Exercise requirements: Transcribe all of the material exactly. Any picture in it should be left out.

(Saved data entries)

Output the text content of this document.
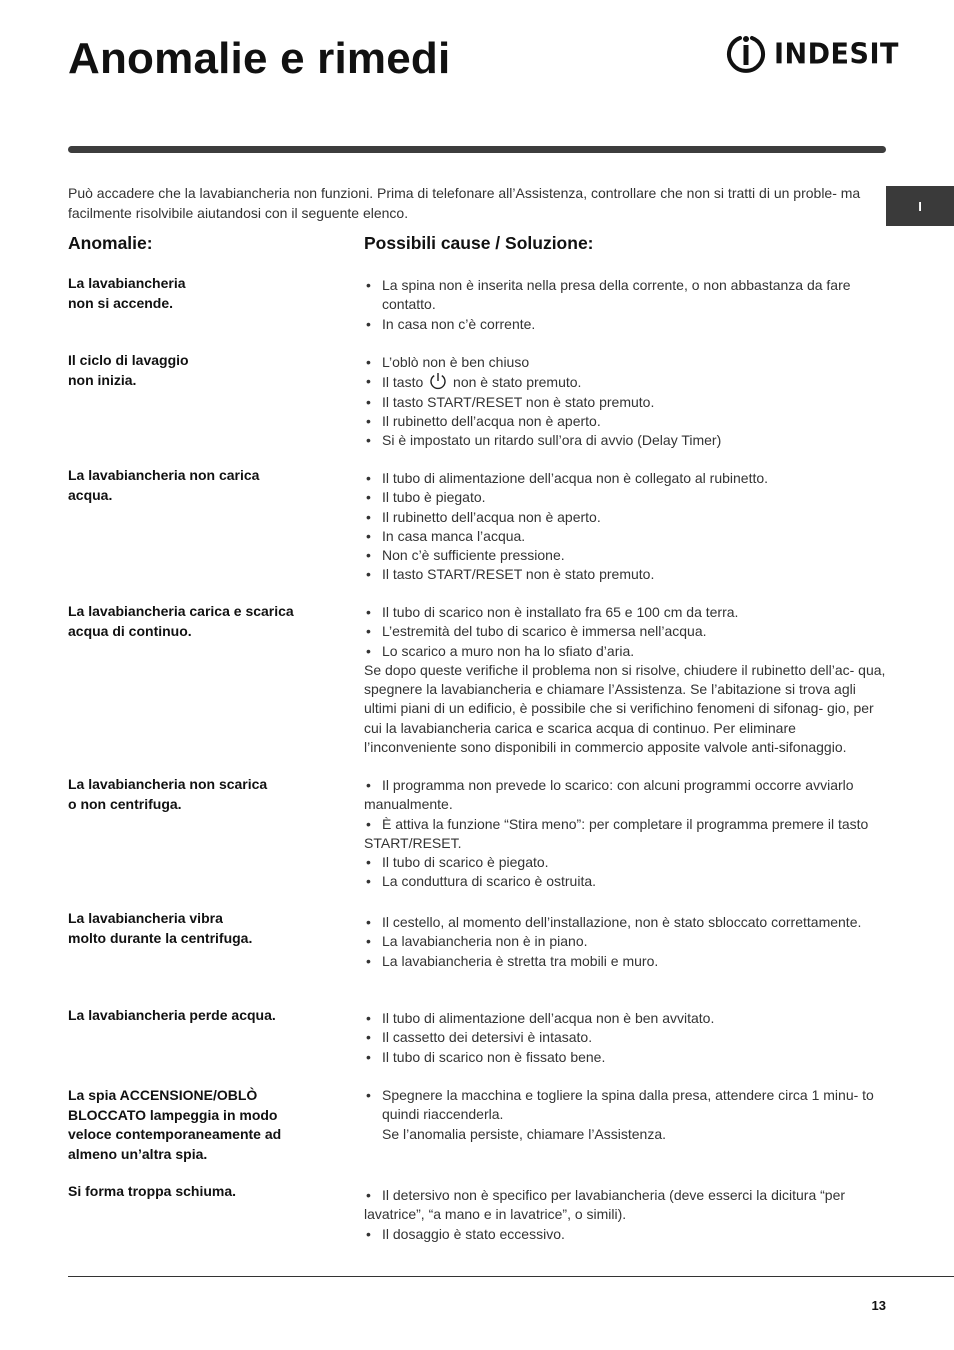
Anomalie e rimedi	INDESIT
I

Può accadere che la lavabiancheria non funzioni. Prima di telefonare all’Assistenza, controllare che non si tratti di un proble- ma facilmente risolvibile aiutandosi con il seguente elenco.

Anomalie:	Possibili cause / Soluzione:
La lavabiancheria
non si accende.
• La spina non è inserita nella presa della corrente, o non abbastanza da fare contatto.
• In casa non c’è corrente.
Il ciclo di lavaggio
non inizia.
• L’oblò non è ben chiuso
• Il tasto non è stato premuto.
• Il tasto START/RESET non è stato premuto.
• Il rubinetto dell’acqua non è aperto.
• Si è impostato un ritardo sull’ora di avvio (Delay Timer)
La lavabiancheria non carica
acqua.
• Il tubo di alimentazione dell’acqua non è collegato al rubinetto.
• Il tubo è piegato.
• Il rubinetto dell’acqua non è aperto.
• In casa manca l’acqua.
• Non c’è sufficiente pressione.
• Il tasto START/RESET non è stato premuto.
La lavabiancheria carica e scarica
acqua di continuo.
• Il tubo di scarico non è installato fra 65 e 100 cm da terra.
• L’estremità del tubo di scarico è immersa nell’acqua.
• Lo scarico a muro non ha lo sfiato d’aria.
Se dopo queste verifiche il problema non si risolve, chiudere il rubinetto dell’ac- qua, spegnere la lavabiancheria e chiamare l’Assistenza. Se l’abitazione si trova agli ultimi piani di un edificio, è possibile che si verifichino fenomeni di sifonag- gio, per cui la lavabiancheria carica e scarica acqua di continuo. Per eliminare l’inconveniente sono disponibili in commercio apposite valvole anti-sifonaggio.
La lavabiancheria non scarica
o non centrifuga.
• Il programma non prevede lo scarico: con alcuni programmi occorre avviarlo manualmente.
• È attiva la funzione “Stira meno”: per completare il programma premere il tasto START/RESET.
• Il tubo di scarico è piegato.
• La conduttura di scarico è ostruita.
La lavabiancheria vibra
molto durante la centrifuga.
• Il cestello, al momento dell’installazione, non è stato sbloccato correttamente.
• La lavabiancheria non è in piano.
• La lavabiancheria è stretta tra mobili e muro.
La lavabiancheria perde acqua.
•	Il tubo di alimentazione dell’acqua non è ben avvitato.
• Il cassetto dei detersivi è intasato.
• Il tubo di scarico non è fissato bene.
La spia ACCENSIONE/OBLÒ
BLOCCATO lampeggia in modo
veloce contemporaneamente ad
almeno un’altra spia.
• Spegnere la macchina e togliere la spina dalla presa, attendere circa 1 minu- to quindi riaccenderla.
Se l’anomalia persiste, chiamare l’Assistenza.
Si forma troppa schiuma.	• Il detersivo non è specifico per lavabiancheria (deve esserci la dicitura “per lavatrice”, “a mano e in lavatrice”, o simili).
• Il dosaggio è stato eccessivo.
13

Answer to this problem:
Output the text content of this document.
Anomalie e rimedi	INDESIT
I

Può accadere che la lavabiancheria non funzioni. Prima di telefonare all’Assistenza, controllare che non si tratti di un proble- ma facilmente risolvibile aiutandosi con il seguente elenco.

Anomalie:	Possibili cause / Soluzione:
La lavabiancheria
non si accende.
• La spina non è inserita nella presa della corrente, o non abbastanza da fare contatto.
• In casa non c’è corrente.
Il ciclo di lavaggio
non inizia.
• L’oblò non è ben chiuso
• Il tasto non è stato premuto.
• Il tasto START/RESET non è stato premuto.
• Il rubinetto dell’acqua non è aperto.
• Si è impostato un ritardo sull’ora di avvio (Delay Timer)
La lavabiancheria non carica
acqua.
• Il tubo di alimentazione dell’acqua non è collegato al rubinetto.
• Il tubo è piegato.
• Il rubinetto dell’acqua non è aperto.
• In casa manca l’acqua.
• Non c’è sufficiente pressione.
• Il tasto START/RESET non è stato premuto.
La lavabiancheria carica e scarica
acqua di continuo.
• Il tubo di scarico non è installato fra 65 e 100 cm da terra.
• L’estremità del tubo di scarico è immersa nell’acqua.
• Lo scarico a muro non ha lo sfiato d’aria.
Se dopo queste verifiche il problema non si risolve, chiudere il rubinetto dell’ac- qua, spegnere la lavabiancheria e chiamare l’Assistenza. Se l’abitazione si trova agli ultimi piani di un edificio, è possibile che si verifichino fenomeni di sifonag- gio, per cui la lavabiancheria carica e scarica acqua di continuo. Per eliminare l’inconveniente sono disponibili in commercio apposite valvole anti-sifonaggio.
La lavabiancheria non scarica
o non centrifuga.
• Il programma non prevede lo scarico: con alcuni programmi occorre avviarlo manualmente.
• È attiva la funzione “Stira meno”: per completare il programma premere il tasto START/RESET.
• Il tubo di scarico è piegato.
• La conduttura di scarico è ostruita.
La lavabiancheria vibra
molto durante la centrifuga.
• Il cestello, al momento dell’installazione, non è stato sbloccato correttamente.
• La lavabiancheria non è in piano.
• La lavabiancheria è stretta tra mobili e muro.
La lavabiancheria perde acqua.
•	Il tubo di alimentazione dell’acqua non è ben avvitato.
• Il cassetto dei detersivi è intasato.
• Il tubo di scarico non è fissato bene.
La spia ACCENSIONE/OBLÒ
BLOCCATO lampeggia in modo
veloce contemporaneamente ad
almeno un’altra spia.
• Spegnere la macchina e togliere la spina dalla presa, attendere circa 1 minu- to quindi riaccenderla.
Se l’anomalia persiste, chiamare l’Assistenza.
Si forma troppa schiuma.	• Il detersivo non è specifico per lavabiancheria (deve esserci la dicitura “per lavatrice”, “a mano e in lavatrice”, o simili).
• Il dosaggio è stato eccessivo.
13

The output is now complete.